- WHAT NEEDS TO BE DONE:
Write out all lines holding the word "where".

— Start of EXERCISE INPUT —

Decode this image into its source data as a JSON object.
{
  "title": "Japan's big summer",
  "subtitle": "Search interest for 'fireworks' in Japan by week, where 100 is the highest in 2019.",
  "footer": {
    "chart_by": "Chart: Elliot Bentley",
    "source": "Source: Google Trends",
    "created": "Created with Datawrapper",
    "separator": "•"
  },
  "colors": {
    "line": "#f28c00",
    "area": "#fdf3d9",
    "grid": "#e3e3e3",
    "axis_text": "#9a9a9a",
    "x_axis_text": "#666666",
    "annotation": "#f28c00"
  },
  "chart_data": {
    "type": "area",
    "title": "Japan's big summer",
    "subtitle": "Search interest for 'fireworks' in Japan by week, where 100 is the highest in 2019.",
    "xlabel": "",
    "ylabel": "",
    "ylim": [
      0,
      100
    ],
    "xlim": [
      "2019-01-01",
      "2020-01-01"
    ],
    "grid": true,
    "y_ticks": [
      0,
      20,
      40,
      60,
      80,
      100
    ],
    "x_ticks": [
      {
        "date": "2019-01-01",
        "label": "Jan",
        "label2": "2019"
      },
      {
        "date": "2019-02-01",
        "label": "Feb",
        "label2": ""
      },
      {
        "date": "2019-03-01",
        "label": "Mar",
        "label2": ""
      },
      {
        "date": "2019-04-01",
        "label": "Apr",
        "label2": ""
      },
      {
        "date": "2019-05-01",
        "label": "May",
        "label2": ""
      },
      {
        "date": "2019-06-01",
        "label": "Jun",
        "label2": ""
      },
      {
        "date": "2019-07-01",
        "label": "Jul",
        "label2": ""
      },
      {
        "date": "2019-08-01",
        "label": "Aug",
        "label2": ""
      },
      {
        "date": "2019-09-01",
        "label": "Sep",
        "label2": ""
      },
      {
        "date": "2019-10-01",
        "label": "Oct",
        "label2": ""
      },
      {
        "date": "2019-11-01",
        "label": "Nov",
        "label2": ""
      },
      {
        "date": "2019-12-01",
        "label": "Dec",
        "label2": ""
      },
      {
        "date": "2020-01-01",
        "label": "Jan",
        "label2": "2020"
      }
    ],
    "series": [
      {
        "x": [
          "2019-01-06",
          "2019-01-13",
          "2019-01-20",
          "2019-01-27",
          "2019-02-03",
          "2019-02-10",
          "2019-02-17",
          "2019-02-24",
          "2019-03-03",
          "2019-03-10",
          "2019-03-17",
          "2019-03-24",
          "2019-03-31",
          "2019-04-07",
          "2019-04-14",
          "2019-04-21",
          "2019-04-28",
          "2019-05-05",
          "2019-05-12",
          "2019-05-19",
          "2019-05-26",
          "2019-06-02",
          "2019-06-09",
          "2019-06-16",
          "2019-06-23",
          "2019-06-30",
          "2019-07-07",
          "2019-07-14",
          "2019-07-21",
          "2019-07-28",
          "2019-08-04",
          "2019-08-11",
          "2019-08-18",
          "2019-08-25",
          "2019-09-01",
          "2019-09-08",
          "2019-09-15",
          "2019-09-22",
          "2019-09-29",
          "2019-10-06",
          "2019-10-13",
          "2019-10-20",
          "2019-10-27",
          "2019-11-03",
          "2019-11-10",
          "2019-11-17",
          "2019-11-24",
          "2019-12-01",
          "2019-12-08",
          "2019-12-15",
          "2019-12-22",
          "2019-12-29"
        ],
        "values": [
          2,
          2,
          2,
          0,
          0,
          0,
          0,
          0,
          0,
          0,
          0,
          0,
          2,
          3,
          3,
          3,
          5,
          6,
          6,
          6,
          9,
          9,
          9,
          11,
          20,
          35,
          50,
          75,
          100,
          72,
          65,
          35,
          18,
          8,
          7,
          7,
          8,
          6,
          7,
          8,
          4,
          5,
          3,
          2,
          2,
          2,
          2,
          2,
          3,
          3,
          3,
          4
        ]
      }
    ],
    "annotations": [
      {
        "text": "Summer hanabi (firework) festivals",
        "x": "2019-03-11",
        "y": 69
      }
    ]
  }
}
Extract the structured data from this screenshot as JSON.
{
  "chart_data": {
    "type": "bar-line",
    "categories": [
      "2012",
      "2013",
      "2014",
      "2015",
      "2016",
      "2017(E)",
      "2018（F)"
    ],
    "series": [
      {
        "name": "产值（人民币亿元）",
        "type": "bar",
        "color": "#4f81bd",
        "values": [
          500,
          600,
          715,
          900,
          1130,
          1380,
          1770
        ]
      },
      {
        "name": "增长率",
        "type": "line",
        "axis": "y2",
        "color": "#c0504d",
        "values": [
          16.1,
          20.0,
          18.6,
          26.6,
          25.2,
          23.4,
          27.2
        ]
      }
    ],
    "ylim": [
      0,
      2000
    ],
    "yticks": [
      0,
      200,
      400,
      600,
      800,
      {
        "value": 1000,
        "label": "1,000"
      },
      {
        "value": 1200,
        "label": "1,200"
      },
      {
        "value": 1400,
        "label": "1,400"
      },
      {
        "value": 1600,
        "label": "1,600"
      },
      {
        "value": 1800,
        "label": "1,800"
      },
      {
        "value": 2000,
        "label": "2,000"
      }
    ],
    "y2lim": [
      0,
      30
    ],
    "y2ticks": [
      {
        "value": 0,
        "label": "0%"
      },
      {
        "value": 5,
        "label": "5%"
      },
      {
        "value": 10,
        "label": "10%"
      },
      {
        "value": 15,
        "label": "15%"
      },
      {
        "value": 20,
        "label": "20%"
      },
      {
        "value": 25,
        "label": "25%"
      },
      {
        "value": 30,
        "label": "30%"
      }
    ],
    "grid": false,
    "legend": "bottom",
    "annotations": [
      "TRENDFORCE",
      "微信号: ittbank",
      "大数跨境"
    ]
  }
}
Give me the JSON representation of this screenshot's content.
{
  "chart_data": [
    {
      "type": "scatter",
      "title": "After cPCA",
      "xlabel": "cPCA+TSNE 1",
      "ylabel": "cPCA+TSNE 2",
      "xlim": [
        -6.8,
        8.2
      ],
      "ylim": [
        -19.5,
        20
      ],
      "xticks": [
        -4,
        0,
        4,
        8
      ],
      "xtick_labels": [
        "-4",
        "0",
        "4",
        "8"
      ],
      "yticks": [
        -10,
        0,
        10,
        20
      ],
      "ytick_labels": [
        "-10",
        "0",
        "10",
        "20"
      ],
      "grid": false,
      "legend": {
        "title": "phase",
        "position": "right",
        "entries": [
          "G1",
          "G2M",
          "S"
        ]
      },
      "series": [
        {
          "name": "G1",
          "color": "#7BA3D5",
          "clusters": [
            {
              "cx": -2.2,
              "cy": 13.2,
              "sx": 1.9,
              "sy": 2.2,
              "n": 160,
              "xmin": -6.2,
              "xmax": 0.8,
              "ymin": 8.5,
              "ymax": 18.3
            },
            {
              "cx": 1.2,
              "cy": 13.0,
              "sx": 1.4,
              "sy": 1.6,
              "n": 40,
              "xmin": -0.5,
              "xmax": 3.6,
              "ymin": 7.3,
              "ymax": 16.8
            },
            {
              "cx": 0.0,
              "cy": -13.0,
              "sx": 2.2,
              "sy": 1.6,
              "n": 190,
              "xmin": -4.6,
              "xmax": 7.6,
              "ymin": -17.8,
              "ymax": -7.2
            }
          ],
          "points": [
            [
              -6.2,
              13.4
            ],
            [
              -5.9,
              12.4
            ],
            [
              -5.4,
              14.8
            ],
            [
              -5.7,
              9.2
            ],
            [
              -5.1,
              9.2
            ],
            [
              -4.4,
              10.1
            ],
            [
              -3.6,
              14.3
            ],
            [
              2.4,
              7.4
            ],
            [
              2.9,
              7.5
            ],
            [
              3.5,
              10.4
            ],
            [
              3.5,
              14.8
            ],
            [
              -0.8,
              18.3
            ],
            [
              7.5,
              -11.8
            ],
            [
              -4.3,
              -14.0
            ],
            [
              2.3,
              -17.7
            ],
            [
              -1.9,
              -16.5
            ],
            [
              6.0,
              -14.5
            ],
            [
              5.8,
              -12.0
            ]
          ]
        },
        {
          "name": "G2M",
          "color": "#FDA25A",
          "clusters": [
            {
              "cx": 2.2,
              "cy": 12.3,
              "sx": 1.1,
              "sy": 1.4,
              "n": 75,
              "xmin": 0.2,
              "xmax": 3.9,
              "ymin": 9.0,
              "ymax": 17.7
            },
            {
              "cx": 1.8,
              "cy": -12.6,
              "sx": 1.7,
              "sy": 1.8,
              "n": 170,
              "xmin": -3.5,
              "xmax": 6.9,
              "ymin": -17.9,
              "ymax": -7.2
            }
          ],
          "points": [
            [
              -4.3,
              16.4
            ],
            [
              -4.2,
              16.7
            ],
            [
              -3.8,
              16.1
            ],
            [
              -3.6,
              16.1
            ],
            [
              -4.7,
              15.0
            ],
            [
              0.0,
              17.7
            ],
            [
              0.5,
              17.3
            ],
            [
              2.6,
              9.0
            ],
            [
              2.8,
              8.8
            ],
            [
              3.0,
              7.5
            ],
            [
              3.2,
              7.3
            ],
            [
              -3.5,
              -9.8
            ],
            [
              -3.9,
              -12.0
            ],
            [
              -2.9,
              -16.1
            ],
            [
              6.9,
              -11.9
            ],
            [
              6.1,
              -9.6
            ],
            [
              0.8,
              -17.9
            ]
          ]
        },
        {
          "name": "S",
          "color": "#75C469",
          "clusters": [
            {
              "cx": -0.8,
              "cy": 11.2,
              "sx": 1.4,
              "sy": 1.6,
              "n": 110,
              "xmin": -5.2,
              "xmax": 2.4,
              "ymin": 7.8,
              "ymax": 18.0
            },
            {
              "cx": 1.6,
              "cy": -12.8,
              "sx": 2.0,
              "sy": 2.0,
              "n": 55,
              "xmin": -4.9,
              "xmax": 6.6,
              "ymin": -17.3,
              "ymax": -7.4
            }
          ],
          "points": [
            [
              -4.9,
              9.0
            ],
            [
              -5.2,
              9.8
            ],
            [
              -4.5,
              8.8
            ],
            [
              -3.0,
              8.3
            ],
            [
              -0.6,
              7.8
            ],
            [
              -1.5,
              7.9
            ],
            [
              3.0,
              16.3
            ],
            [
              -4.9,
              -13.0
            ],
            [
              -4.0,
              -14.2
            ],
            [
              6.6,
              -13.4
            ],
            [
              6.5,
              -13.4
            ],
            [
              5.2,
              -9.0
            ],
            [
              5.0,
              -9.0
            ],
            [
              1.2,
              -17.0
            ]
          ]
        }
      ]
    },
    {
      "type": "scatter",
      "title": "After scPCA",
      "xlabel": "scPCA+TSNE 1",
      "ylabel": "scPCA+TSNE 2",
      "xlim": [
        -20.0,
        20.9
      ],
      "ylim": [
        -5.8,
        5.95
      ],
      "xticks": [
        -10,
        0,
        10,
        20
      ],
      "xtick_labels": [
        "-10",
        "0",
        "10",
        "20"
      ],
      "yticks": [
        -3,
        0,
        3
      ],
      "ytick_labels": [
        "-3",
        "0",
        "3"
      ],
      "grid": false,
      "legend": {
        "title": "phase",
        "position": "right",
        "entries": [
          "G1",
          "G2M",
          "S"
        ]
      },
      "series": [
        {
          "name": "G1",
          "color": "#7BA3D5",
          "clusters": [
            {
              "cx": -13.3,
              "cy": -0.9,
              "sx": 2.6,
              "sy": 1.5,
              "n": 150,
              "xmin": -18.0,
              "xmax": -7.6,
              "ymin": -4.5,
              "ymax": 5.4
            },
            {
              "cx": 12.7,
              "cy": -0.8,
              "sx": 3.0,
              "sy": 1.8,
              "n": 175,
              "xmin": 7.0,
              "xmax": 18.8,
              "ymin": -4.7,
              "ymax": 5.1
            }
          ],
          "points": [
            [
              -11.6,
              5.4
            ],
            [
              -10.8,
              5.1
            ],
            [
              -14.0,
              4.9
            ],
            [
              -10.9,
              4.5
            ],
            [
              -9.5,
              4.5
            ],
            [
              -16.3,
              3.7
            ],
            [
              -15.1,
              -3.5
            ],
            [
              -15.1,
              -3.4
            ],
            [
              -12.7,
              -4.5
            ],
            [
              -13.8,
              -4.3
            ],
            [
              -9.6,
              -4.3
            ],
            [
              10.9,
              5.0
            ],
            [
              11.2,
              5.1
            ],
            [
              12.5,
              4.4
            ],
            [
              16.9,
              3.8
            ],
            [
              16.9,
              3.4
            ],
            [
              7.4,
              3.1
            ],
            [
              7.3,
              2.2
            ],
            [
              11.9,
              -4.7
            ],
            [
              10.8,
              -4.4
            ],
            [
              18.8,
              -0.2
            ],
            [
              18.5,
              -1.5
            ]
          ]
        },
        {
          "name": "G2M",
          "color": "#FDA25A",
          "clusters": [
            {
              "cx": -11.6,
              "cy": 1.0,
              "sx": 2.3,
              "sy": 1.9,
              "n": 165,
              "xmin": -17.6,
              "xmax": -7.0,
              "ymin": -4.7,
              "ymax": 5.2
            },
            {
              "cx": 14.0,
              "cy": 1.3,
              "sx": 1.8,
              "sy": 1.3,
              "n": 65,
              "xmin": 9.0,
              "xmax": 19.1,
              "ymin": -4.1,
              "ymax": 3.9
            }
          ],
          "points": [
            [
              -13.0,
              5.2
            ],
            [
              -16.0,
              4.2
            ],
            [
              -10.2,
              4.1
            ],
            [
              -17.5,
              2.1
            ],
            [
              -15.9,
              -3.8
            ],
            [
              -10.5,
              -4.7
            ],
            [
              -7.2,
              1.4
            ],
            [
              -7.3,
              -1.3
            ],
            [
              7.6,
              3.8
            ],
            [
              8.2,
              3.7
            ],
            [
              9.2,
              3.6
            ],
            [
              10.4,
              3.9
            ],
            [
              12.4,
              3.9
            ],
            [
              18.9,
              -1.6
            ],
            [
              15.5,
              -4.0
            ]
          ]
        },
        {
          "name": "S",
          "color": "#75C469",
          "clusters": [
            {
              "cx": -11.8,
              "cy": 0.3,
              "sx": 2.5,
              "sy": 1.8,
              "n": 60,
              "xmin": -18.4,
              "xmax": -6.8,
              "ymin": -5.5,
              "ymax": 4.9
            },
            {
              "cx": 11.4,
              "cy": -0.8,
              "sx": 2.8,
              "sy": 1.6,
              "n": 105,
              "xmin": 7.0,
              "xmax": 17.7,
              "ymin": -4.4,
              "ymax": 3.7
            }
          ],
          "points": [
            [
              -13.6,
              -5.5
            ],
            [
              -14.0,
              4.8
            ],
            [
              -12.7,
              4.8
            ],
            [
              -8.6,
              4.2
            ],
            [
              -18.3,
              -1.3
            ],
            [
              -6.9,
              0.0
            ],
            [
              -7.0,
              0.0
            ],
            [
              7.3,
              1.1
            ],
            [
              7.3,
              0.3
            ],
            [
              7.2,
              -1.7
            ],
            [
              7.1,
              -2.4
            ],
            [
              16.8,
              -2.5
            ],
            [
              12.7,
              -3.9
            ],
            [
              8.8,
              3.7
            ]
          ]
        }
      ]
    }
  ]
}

— End of EXERCISE INPUT —

- COMPLETE OUTPUT:
  "subtitle": "Search interest for 'fireworks' in Japan by week, where 100 is the highest in 2019.",
    "subtitle": "Search interest for 'fireworks' in Japan by week, where 100 is the highest in 2019.",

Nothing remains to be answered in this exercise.